Short problem >> Every line below should be copied exactly; drop the pictures.

Given data >>
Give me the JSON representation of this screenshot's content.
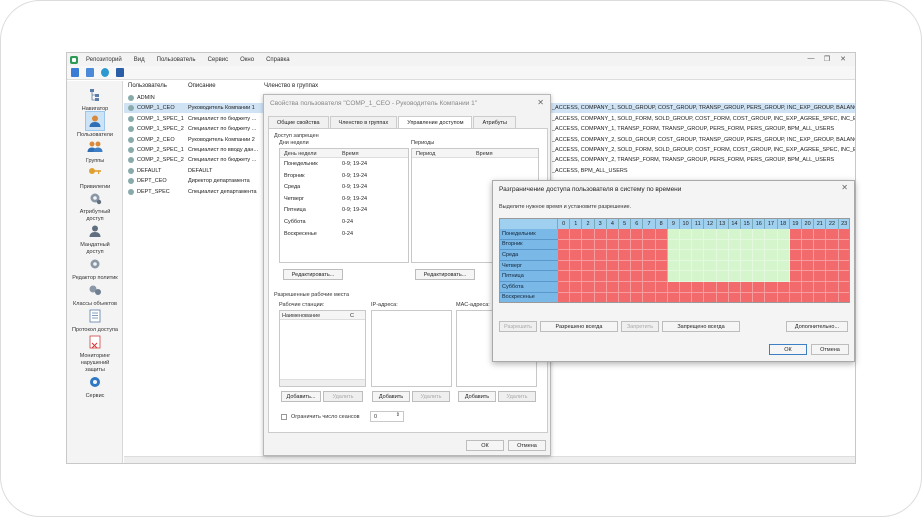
{
  "menu": [
    "Репозиторий",
    "Вид",
    "Пользователь",
    "Сервис",
    "Окно",
    "Справка"
  ],
  "nav": [
    {
      "label": "Навигатор",
      "icon": "navigator-icon"
    },
    {
      "label": "Пользователи",
      "icon": "user-icon"
    },
    {
      "label": "Группы",
      "icon": "group-icon"
    },
    {
      "label": "Привилегии",
      "icon": "key-icon"
    },
    {
      "label": "Атрибутный доступ",
      "icon": "attribute-gear-icon"
    },
    {
      "label": "Мандатный доступ",
      "icon": "mandatory-user-icon"
    },
    {
      "label": "Редактор политик",
      "icon": "policy-gear-icon"
    },
    {
      "label": "Классы объектов",
      "icon": "class-gear-icon"
    },
    {
      "label": "Протокол доступа",
      "icon": "protocol-doc-icon"
    },
    {
      "label": "Мониторинг нарушений защиты",
      "icon": "monitoring-doc-icon"
    },
    {
      "label": "Сервис",
      "icon": "service-gear-icon"
    }
  ],
  "table": {
    "headers": [
      "Пользователь",
      "Описание",
      "Членство в группах"
    ],
    "rows": [
      {
        "user": "ADMIN",
        "desc": "",
        "groups": ""
      },
      {
        "user": "COMP_1_CEO",
        "desc": "Руководитель Компании 1",
        "groups": "_ACCESS, COMPANY_1, SOLD_GROUP, COST_GROUP, TRANSP_GROUP, PERS_GROUP, INC_EXP_GROUP, BALANCE_"
      },
      {
        "user": "COMP_1_SPEC_1",
        "desc": "Специалист по бюджету ...",
        "groups": "_ACCESS, COMPANY_1, SOLD_FORM, SOLD_GROUP, COST_FORM, COST_GROUP, INC_EXP_AGREE_SPEC, INC_EXP"
      },
      {
        "user": "COMP_1_SPEC_2",
        "desc": "Специалист по бюджету ...",
        "groups": "_ACCESS, COMPANY_1, TRANSP_FORM, TRANSP_GROUP, PERS_FORM, PERS_GROUP, BPM_ALL_USERS"
      },
      {
        "user": "COMP_2_CEO",
        "desc": "Руководитель Компании 2",
        "groups": "_ACCESS, COMPANY_2, SOLD_GROUP, COST_GROUP, TRANSP_GROUP, PERS_GROUP, INC_EXP_GROUP, BALANCE_"
      },
      {
        "user": "COMP_2_SPEC_1",
        "desc": "Специалист по вводу дан...",
        "groups": "_ACCESS, COMPANY_2, SOLD_FORM, SOLD_GROUP, COST_FORM, COST_GROUP, INC_EXP_AGREE_SPEC, INC_EXP"
      },
      {
        "user": "COMP_2_SPEC_2",
        "desc": "Специалист по бюджету ...",
        "groups": "_ACCESS, COMPANY_2, TRANSP_FORM, TRANSP_GROUP, PERS_FORM, PERS_GROUP, BPM_ALL_USERS"
      },
      {
        "user": "DEFAULT",
        "desc": "DEFAULT",
        "groups": "_ACCESS, BPM_ALL_USERS"
      },
      {
        "user": "DEPT_CEO",
        "desc": "Директор департамента",
        "groups": ""
      },
      {
        "user": "DEPT_SPEC",
        "desc": "Специалист департамента",
        "groups": ""
      }
    ]
  },
  "dialog1": {
    "title": "Свойства пользователя \"COMP_1_CEO - Руководитель Компании 1\"",
    "tabs": [
      "Общие свойства",
      "Членство в группах",
      "Управление доступом",
      "Атрибуты"
    ],
    "deny_access": "Доступ запрещен",
    "days_of_week": "Дни недели",
    "col_day": "День недели",
    "col_time": "Время",
    "periods": "Периоды",
    "col_period": "Период",
    "col_ptime": "Время",
    "days": [
      {
        "day": "Понедельник",
        "time": "0-9; 19-24"
      },
      {
        "day": "Вторник",
        "time": "0-9; 19-24"
      },
      {
        "day": "Среда",
        "time": "0-9; 19-24"
      },
      {
        "day": "Четверг",
        "time": "0-9; 19-24"
      },
      {
        "day": "Пятница",
        "time": "0-9; 19-24"
      },
      {
        "day": "Суббота",
        "time": "0-24"
      },
      {
        "day": "Воскресенье",
        "time": "0-24"
      }
    ],
    "edit_btn": "Редактировать...",
    "allowed_places": "Разрешенные рабочие места",
    "workstations": "Рабочие станции:",
    "ip": "IP-адреса:",
    "mac": "MAC-адреса:",
    "col_name": "Наименование",
    "col_c": "С",
    "add_btn": "Добавить...",
    "add_btn2": "Добавить",
    "del_btn": "Удалить",
    "limit_sessions": "Ограничить число сеансов",
    "sessions_value": "0",
    "ok": "ОК",
    "cancel": "Отмена"
  },
  "dialog2": {
    "title": "Разграничение доступа пользователя в систему по времени",
    "instruction": "Выделите нужное время и установите разрешение.",
    "hours": [
      "0",
      "1",
      "2",
      "3",
      "4",
      "5",
      "6",
      "7",
      "8",
      "9",
      "10",
      "11",
      "12",
      "13",
      "14",
      "15",
      "16",
      "17",
      "18",
      "19",
      "20",
      "21",
      "22",
      "23"
    ],
    "days": [
      "Понедельник",
      "Вторник",
      "Среда",
      "Четверг",
      "Пятница",
      "Суббота",
      "Воскресенье"
    ],
    "allow_ranges": [
      [
        9,
        19
      ],
      [
        9,
        19
      ],
      [
        9,
        19
      ],
      [
        9,
        19
      ],
      [
        9,
        19
      ],
      [],
      []
    ],
    "colors": {
      "deny": "#f26a6c",
      "allow": "#d5f5cd",
      "header": "#9fd0ef",
      "day": "#7ab8e8"
    },
    "btn_allow": "Разрешить",
    "btn_allow_always": "Разрешено всегда",
    "btn_deny": "Запретить",
    "btn_deny_always": "Запрещено всегда",
    "btn_more": "Дополнительно...",
    "ok": "ОК",
    "cancel": "Отмена"
  }
}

Exercise answer >>
Give me the JSON representation of this screenshot's content.
{
  "menu": [
    "Репозиторий",
    "Вид",
    "Пользователь",
    "Сервис",
    "Окно",
    "Справка"
  ],
  "nav": [
    {
      "label": "Навигатор",
      "icon": "navigator-icon"
    },
    {
      "label": "Пользователи",
      "icon": "user-icon"
    },
    {
      "label": "Группы",
      "icon": "group-icon"
    },
    {
      "label": "Привилегии",
      "icon": "key-icon"
    },
    {
      "label": "Атрибутный доступ",
      "icon": "attribute-gear-icon"
    },
    {
      "label": "Мандатный доступ",
      "icon": "mandatory-user-icon"
    },
    {
      "label": "Редактор политик",
      "icon": "policy-gear-icon"
    },
    {
      "label": "Классы объектов",
      "icon": "class-gear-icon"
    },
    {
      "label": "Протокол доступа",
      "icon": "protocol-doc-icon"
    },
    {
      "label": "Мониторинг нарушений защиты",
      "icon": "monitoring-doc-icon"
    },
    {
      "label": "Сервис",
      "icon": "service-gear-icon"
    }
  ],
  "table": {
    "headers": [
      "Пользователь",
      "Описание",
      "Членство в группах"
    ],
    "rows": [
      {
        "user": "ADMIN",
        "desc": "",
        "groups": ""
      },
      {
        "user": "COMP_1_CEO",
        "desc": "Руководитель Компании 1",
        "groups": "_ACCESS, COMPANY_1, SOLD_GROUP, COST_GROUP, TRANSP_GROUP, PERS_GROUP, INC_EXP_GROUP, BALANCE_"
      },
      {
        "user": "COMP_1_SPEC_1",
        "desc": "Специалист по бюджету ...",
        "groups": "_ACCESS, COMPANY_1, SOLD_FORM, SOLD_GROUP, COST_FORM, COST_GROUP, INC_EXP_AGREE_SPEC, INC_EXP"
      },
      {
        "user": "COMP_1_SPEC_2",
        "desc": "Специалист по бюджету ...",
        "groups": "_ACCESS, COMPANY_1, TRANSP_FORM, TRANSP_GROUP, PERS_FORM, PERS_GROUP, BPM_ALL_USERS"
      },
      {
        "user": "COMP_2_CEO",
        "desc": "Руководитель Компании 2",
        "groups": "_ACCESS, COMPANY_2, SOLD_GROUP, COST_GROUP, TRANSP_GROUP, PERS_GROUP, INC_EXP_GROUP, BALANCE_"
      },
      {
        "user": "COMP_2_SPEC_1",
        "desc": "Специалист по вводу дан...",
        "groups": "_ACCESS, COMPANY_2, SOLD_FORM, SOLD_GROUP, COST_FORM, COST_GROUP, INC_EXP_AGREE_SPEC, INC_EXP"
      },
      {
        "user": "COMP_2_SPEC_2",
        "desc": "Специалист по бюджету ...",
        "groups": "_ACCESS, COMPANY_2, TRANSP_FORM, TRANSP_GROUP, PERS_FORM, PERS_GROUP, BPM_ALL_USERS"
      },
      {
        "user": "DEFAULT",
        "desc": "DEFAULT",
        "groups": "_ACCESS, BPM_ALL_USERS"
      },
      {
        "user": "DEPT_CEO",
        "desc": "Директор департамента",
        "groups": ""
      },
      {
        "user": "DEPT_SPEC",
        "desc": "Специалист департамента",
        "groups": ""
      }
    ]
  },
  "dialog1": {
    "title": "Свойства пользователя \"COMP_1_CEO - Руководитель Компании 1\"",
    "tabs": [
      "Общие свойства",
      "Членство в группах",
      "Управление доступом",
      "Атрибуты"
    ],
    "deny_access": "Доступ запрещен",
    "days_of_week": "Дни недели",
    "col_day": "День недели",
    "col_time": "Время",
    "periods": "Периоды",
    "col_period": "Период",
    "col_ptime": "Время",
    "days": [
      {
        "day": "Понедельник",
        "time": "0-9; 19-24"
      },
      {
        "day": "Вторник",
        "time": "0-9; 19-24"
      },
      {
        "day": "Среда",
        "time": "0-9; 19-24"
      },
      {
        "day": "Четверг",
        "time": "0-9; 19-24"
      },
      {
        "day": "Пятница",
        "time": "0-9; 19-24"
      },
      {
        "day": "Суббота",
        "time": "0-24"
      },
      {
        "day": "Воскресенье",
        "time": "0-24"
      }
    ],
    "edit_btn": "Редактировать...",
    "allowed_places": "Разрешенные рабочие места",
    "workstations": "Рабочие станции:",
    "ip": "IP-адреса:",
    "mac": "MAC-адреса:",
    "col_name": "Наименование",
    "col_c": "С",
    "add_btn": "Добавить...",
    "add_btn2": "Добавить",
    "del_btn": "Удалить",
    "limit_sessions": "Ограничить число сеансов",
    "sessions_value": "0",
    "ok": "ОК",
    "cancel": "Отмена"
  },
  "dialog2": {
    "title": "Разграничение доступа пользователя в систему по времени",
    "instruction": "Выделите нужное время и установите разрешение.",
    "hours": [
      "0",
      "1",
      "2",
      "3",
      "4",
      "5",
      "6",
      "7",
      "8",
      "9",
      "10",
      "11",
      "12",
      "13",
      "14",
      "15",
      "16",
      "17",
      "18",
      "19",
      "20",
      "21",
      "22",
      "23"
    ],
    "days": [
      "Понедельник",
      "Вторник",
      "Среда",
      "Четверг",
      "Пятница",
      "Суббота",
      "Воскресенье"
    ],
    "allow_ranges": [
      [
        9,
        19
      ],
      [
        9,
        19
      ],
      [
        9,
        19
      ],
      [
        9,
        19
      ],
      [
        9,
        19
      ],
      [],
      []
    ],
    "colors": {
      "deny": "#f26a6c",
      "allow": "#d5f5cd",
      "header": "#9fd0ef",
      "day": "#7ab8e8"
    },
    "btn_allow": "Разрешить",
    "btn_allow_always": "Разрешено всегда",
    "btn_deny": "Запретить",
    "btn_deny_always": "Запрещено всегда",
    "btn_more": "Дополнительно...",
    "ok": "ОК",
    "cancel": "Отмена"
  }
}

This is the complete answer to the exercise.